BEGIN Records shown

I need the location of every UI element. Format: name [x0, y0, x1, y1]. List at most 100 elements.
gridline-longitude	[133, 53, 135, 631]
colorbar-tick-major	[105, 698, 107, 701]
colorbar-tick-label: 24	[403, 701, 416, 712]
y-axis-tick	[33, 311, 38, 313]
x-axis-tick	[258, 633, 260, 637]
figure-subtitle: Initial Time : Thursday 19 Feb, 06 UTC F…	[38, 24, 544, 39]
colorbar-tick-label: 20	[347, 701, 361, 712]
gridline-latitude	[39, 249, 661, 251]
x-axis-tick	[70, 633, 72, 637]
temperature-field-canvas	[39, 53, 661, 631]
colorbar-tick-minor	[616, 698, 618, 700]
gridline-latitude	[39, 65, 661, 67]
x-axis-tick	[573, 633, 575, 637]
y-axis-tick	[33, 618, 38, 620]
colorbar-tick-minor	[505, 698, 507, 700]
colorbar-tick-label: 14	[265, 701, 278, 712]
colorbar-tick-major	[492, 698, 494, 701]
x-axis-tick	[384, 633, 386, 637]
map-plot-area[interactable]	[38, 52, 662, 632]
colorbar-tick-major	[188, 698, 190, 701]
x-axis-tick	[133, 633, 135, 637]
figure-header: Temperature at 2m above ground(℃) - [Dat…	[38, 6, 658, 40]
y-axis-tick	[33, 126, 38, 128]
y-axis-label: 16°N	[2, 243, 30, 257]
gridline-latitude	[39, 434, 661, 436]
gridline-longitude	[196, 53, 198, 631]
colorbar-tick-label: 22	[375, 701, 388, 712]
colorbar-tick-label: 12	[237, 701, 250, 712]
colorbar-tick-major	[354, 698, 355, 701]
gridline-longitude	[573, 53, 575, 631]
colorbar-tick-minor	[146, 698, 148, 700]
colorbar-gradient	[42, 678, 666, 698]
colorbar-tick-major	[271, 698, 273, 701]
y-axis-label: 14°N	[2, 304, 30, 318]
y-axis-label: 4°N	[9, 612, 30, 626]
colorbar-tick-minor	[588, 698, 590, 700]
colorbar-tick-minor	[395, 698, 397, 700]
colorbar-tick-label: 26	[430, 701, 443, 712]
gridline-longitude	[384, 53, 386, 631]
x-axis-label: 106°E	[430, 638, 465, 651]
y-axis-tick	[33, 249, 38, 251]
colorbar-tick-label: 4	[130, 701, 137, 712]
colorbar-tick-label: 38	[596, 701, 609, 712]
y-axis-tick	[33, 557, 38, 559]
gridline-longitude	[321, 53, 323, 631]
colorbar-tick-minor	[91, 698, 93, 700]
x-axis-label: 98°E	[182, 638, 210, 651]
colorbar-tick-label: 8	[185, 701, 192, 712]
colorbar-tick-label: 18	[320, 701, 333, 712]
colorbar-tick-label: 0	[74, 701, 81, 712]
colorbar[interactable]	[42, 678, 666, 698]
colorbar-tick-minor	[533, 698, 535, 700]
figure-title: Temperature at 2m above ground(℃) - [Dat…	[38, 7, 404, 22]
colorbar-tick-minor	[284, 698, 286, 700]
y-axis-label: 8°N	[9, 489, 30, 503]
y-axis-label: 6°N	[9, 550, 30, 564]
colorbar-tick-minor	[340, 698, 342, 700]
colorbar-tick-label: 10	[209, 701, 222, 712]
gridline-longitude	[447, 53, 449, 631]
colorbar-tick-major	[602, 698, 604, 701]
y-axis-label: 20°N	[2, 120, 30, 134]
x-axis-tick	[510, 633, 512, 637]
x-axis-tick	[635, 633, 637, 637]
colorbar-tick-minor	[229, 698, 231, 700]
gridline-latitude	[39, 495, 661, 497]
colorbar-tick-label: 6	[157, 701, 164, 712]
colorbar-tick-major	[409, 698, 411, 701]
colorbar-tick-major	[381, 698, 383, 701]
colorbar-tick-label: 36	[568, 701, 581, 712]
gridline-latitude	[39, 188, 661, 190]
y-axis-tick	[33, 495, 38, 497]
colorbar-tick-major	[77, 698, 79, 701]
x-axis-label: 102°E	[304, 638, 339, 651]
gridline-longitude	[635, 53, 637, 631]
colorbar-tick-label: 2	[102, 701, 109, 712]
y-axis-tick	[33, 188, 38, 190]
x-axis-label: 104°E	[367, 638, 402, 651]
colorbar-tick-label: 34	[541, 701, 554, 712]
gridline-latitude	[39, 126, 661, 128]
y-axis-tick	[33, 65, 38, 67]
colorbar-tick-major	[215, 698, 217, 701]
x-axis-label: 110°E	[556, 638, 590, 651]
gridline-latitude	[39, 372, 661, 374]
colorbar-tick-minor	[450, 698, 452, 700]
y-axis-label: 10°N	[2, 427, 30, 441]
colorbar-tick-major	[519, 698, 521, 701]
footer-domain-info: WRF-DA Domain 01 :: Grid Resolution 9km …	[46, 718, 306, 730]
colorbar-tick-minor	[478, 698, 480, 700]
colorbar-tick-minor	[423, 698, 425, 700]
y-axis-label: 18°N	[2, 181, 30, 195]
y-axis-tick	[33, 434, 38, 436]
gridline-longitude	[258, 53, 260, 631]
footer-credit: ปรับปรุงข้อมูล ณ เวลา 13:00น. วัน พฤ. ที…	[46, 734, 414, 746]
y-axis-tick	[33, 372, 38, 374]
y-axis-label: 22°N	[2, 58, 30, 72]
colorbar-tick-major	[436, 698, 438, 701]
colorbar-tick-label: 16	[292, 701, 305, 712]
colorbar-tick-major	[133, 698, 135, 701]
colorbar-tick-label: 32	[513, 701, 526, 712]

END Records shown

● **Set exercise**
Copy the rows above word for word, without any changes.

● **Exercise output**
I need the location of every UI element. Format: name [x0, y0, x1, y1]. List at most 100 elements.
gridline-longitude	[133, 53, 135, 631]
colorbar-tick-major	[105, 698, 107, 701]
colorbar-tick-label: 24	[403, 701, 416, 712]
y-axis-tick	[33, 311, 38, 313]
x-axis-tick	[258, 633, 260, 637]
figure-subtitle: Initial Time : Thursday 19 Feb, 06 UTC F…	[38, 24, 544, 39]
colorbar-tick-label: 20	[347, 701, 361, 712]
gridline-latitude	[39, 249, 661, 251]
x-axis-tick	[70, 633, 72, 637]
temperature-field-canvas	[39, 53, 661, 631]
colorbar-tick-minor	[616, 698, 618, 700]
gridline-latitude	[39, 65, 661, 67]
x-axis-tick	[573, 633, 575, 637]
y-axis-tick	[33, 618, 38, 620]
colorbar-tick-minor	[505, 698, 507, 700]
colorbar-tick-label: 14	[265, 701, 278, 712]
colorbar-tick-major	[492, 698, 494, 701]
x-axis-tick	[384, 633, 386, 637]
map-plot-area[interactable]	[38, 52, 662, 632]
colorbar-tick-major	[188, 698, 190, 701]
x-axis-tick	[133, 633, 135, 637]
figure-header: Temperature at 2m above ground(℃) - [Dat…	[38, 6, 658, 40]
y-axis-tick	[33, 126, 38, 128]
y-axis-label: 16°N	[2, 243, 30, 257]
gridline-latitude	[39, 434, 661, 436]
gridline-longitude	[196, 53, 198, 631]
colorbar-tick-label: 22	[375, 701, 388, 712]
colorbar-tick-label: 12	[237, 701, 250, 712]
colorbar-tick-major	[354, 698, 355, 701]
gridline-longitude	[573, 53, 575, 631]
colorbar-tick-minor	[146, 698, 148, 700]
colorbar-gradient	[42, 678, 666, 698]
colorbar-tick-major	[271, 698, 273, 701]
y-axis-label: 14°N	[2, 304, 30, 318]
y-axis-label: 4°N	[9, 612, 30, 626]
colorbar-tick-minor	[588, 698, 590, 700]
colorbar-tick-minor	[395, 698, 397, 700]
colorbar-tick-label: 26	[430, 701, 443, 712]
gridline-longitude	[384, 53, 386, 631]
x-axis-label: 106°E	[430, 638, 465, 651]
y-axis-tick	[33, 249, 38, 251]
colorbar-tick-label: 4	[130, 701, 137, 712]
colorbar-tick-label: 38	[596, 701, 609, 712]
y-axis-tick	[33, 557, 38, 559]
gridline-longitude	[321, 53, 323, 631]
colorbar-tick-minor	[91, 698, 93, 700]
x-axis-label: 98°E	[182, 638, 210, 651]
colorbar-tick-label: 8	[185, 701, 192, 712]
colorbar-tick-label: 18	[320, 701, 333, 712]
colorbar-tick-label: 0	[74, 701, 81, 712]
colorbar[interactable]	[42, 678, 666, 698]
colorbar-tick-minor	[533, 698, 535, 700]
figure-title: Temperature at 2m above ground(℃) - [Dat…	[38, 7, 404, 22]
colorbar-tick-minor	[284, 698, 286, 700]
y-axis-label: 8°N	[9, 489, 30, 503]
y-axis-label: 6°N	[9, 550, 30, 564]
colorbar-tick-minor	[340, 698, 342, 700]
colorbar-tick-label: 10	[209, 701, 222, 712]
gridline-longitude	[447, 53, 449, 631]
colorbar-tick-major	[602, 698, 604, 701]
y-axis-label: 20°N	[2, 120, 30, 134]
x-axis-tick	[510, 633, 512, 637]
x-axis-tick	[635, 633, 637, 637]
colorbar-tick-minor	[229, 698, 231, 700]
gridline-latitude	[39, 495, 661, 497]
colorbar-tick-label: 6	[157, 701, 164, 712]
colorbar-tick-major	[409, 698, 411, 701]
colorbar-tick-major	[381, 698, 383, 701]
colorbar-tick-label: 36	[568, 701, 581, 712]
gridline-latitude	[39, 188, 661, 190]
y-axis-tick	[33, 495, 38, 497]
colorbar-tick-major	[77, 698, 79, 701]
x-axis-label: 102°E	[304, 638, 339, 651]
gridline-longitude	[635, 53, 637, 631]
colorbar-tick-label: 2	[102, 701, 109, 712]
y-axis-tick	[33, 188, 38, 190]
x-axis-label: 104°E	[367, 638, 402, 651]
colorbar-tick-label: 34	[541, 701, 554, 712]
gridline-latitude	[39, 126, 661, 128]
y-axis-tick	[33, 65, 38, 67]
colorbar-tick-major	[215, 698, 217, 701]
x-axis-label: 110°E	[556, 638, 590, 651]
gridline-latitude	[39, 372, 661, 374]
colorbar-tick-minor	[450, 698, 452, 700]
y-axis-label: 10°N	[2, 427, 30, 441]
colorbar-tick-major	[519, 698, 521, 701]
footer-domain-info: WRF-DA Domain 01 :: Grid Resolution 9km …	[46, 718, 306, 730]
colorbar-tick-minor	[478, 698, 480, 700]
colorbar-tick-minor	[423, 698, 425, 700]
y-axis-label: 18°N	[2, 181, 30, 195]
y-axis-tick	[33, 434, 38, 436]
gridline-longitude	[258, 53, 260, 631]
footer-credit: ปรับปรุงข้อมูล ณ เวลา 13:00น. วัน พฤ. ที…	[46, 734, 414, 746]
y-axis-tick	[33, 372, 38, 374]
y-axis-label: 22°N	[2, 58, 30, 72]
colorbar-tick-major	[436, 698, 438, 701]
colorbar-tick-label: 16	[292, 701, 305, 712]
colorbar-tick-major	[133, 698, 135, 701]
colorbar-tick-label: 32	[513, 701, 526, 712]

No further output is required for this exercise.